Saved entries

=-=-=-=-=

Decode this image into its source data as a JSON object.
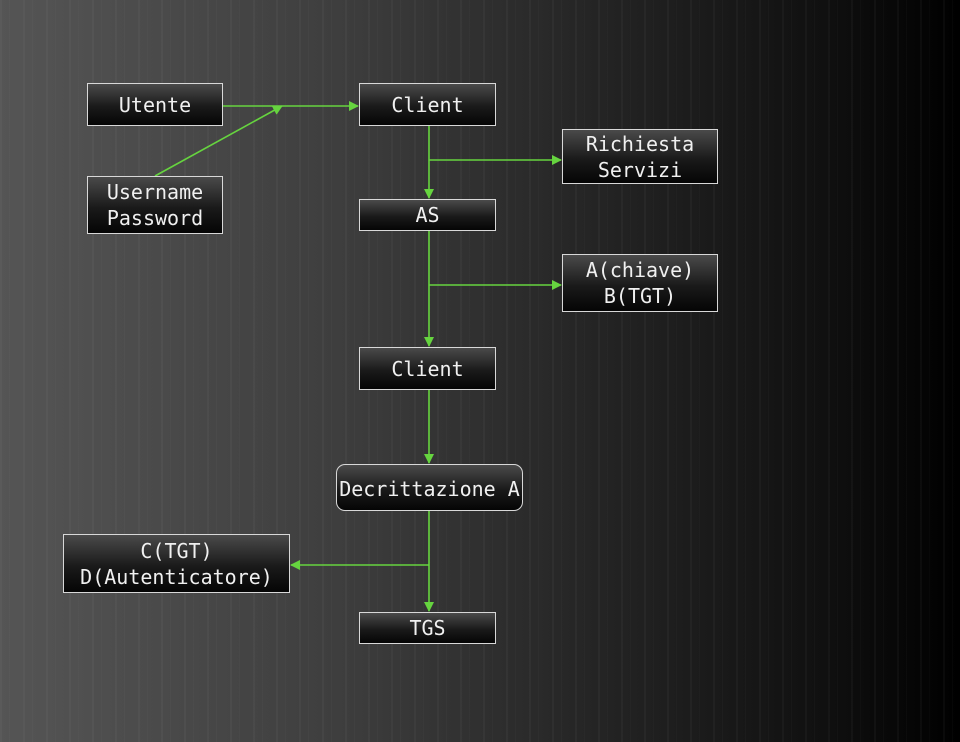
{
  "nodes": {
    "utente": [
      "Utente"
    ],
    "credentials": [
      "Username",
      "Password"
    ],
    "client1": [
      "Client"
    ],
    "as": [
      "AS"
    ],
    "request": [
      "Richiesta",
      "Servizi"
    ],
    "response": [
      "A(chiave)",
      "B(TGT)"
    ],
    "client2": [
      "Client"
    ],
    "decrypt": [
      "Decrittazione A"
    ],
    "tgs_msg": [
      "C(TGT)",
      "D(Autenticatore)"
    ],
    "tgs": [
      "TGS"
    ]
  },
  "colors": {
    "edge": "#66d43f",
    "border": "#d8d8d8"
  }
}
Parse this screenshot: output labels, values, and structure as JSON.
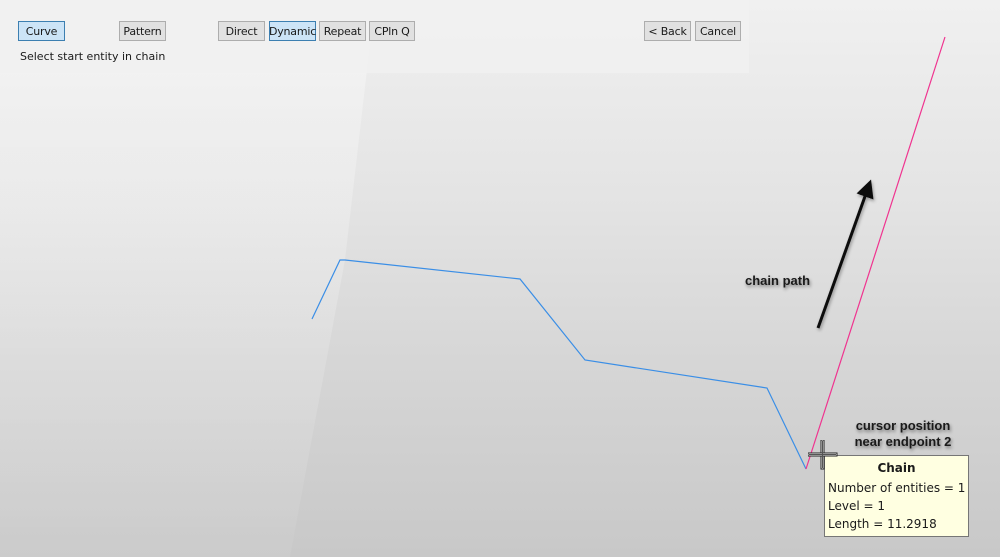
{
  "toolbar": {
    "buttons": {
      "curve": {
        "label": "Curve",
        "active": true
      },
      "pattern": {
        "label": "Pattern",
        "active": false
      },
      "direct": {
        "label": "Direct",
        "active": false
      },
      "dynamic": {
        "label": "Dynamic",
        "active": true
      },
      "repeat": {
        "label": "Repeat",
        "active": false
      },
      "cplnq": {
        "label": "CPln Q",
        "active": false
      },
      "back": {
        "label": "< Back",
        "active": false
      },
      "cancel": {
        "label": "Cancel",
        "active": false
      }
    },
    "prompt": "Select start entity in chain"
  },
  "colors": {
    "chain_curve": "#3a8ee6",
    "selected_segment": "#f0338f",
    "active_button_fill": "#cce4f7",
    "active_button_border": "#3c7fb1",
    "tooltip_fill": "#ffffe1"
  },
  "annotations": {
    "chain_path": "chain path",
    "cursor_line1": "cursor position",
    "cursor_line2": "near endpoint 2"
  },
  "tooltip": {
    "title": "Chain",
    "lines": [
      "Number of entities = 1",
      "Level = 1",
      "Length = 11.2918"
    ]
  },
  "icons": {
    "cursor": "crosshair-cursor-icon",
    "arrow": "direction-arrow-icon"
  }
}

=-=-=-=-=

- _Problem_:
Transcribe the records above exactly, omitting every picture they contain.

- _Reply_:
Decode this image into its source data as a JSON object.
{
  "nodes": {
    "utente": [
      "Utente"
    ],
    "credentials": [
      "Username",
      "Password"
    ],
    "client1": [
      "Client"
    ],
    "as": [
      "AS"
    ],
    "request": [
      "Richiesta",
      "Servizi"
    ],
    "response": [
      "A(chiave)",
      "B(TGT)"
    ],
    "client2": [
      "Client"
    ],
    "decrypt": [
      "Decrittazione A"
    ],
    "tgs_msg": [
      "C(TGT)",
      "D(Autenticatore)"
    ],
    "tgs": [
      "TGS"
    ]
  },
  "colors": {
    "edge": "#66d43f",
    "border": "#d8d8d8"
  }
}
Parse this screenshot: output labels, values, and structure as JSON.
{
  "toolbar": {
    "buttons": {
      "curve": {
        "label": "Curve",
        "active": true
      },
      "pattern": {
        "label": "Pattern",
        "active": false
      },
      "direct": {
        "label": "Direct",
        "active": false
      },
      "dynamic": {
        "label": "Dynamic",
        "active": true
      },
      "repeat": {
        "label": "Repeat",
        "active": false
      },
      "cplnq": {
        "label": "CPln Q",
        "active": false
      },
      "back": {
        "label": "< Back",
        "active": false
      },
      "cancel": {
        "label": "Cancel",
        "active": false
      }
    },
    "prompt": "Select start entity in chain"
  },
  "colors": {
    "chain_curve": "#3a8ee6",
    "selected_segment": "#f0338f",
    "active_button_fill": "#cce4f7",
    "active_button_border": "#3c7fb1",
    "tooltip_fill": "#ffffe1"
  },
  "annotations": {
    "chain_path": "chain path",
    "cursor_line1": "cursor position",
    "cursor_line2": "near endpoint 2"
  },
  "tooltip": {
    "title": "Chain",
    "lines": [
      "Number of entities = 1",
      "Level = 1",
      "Length = 11.2918"
    ]
  },
  "icons": {
    "cursor": "crosshair-cursor-icon",
    "arrow": "direction-arrow-icon"
  }
}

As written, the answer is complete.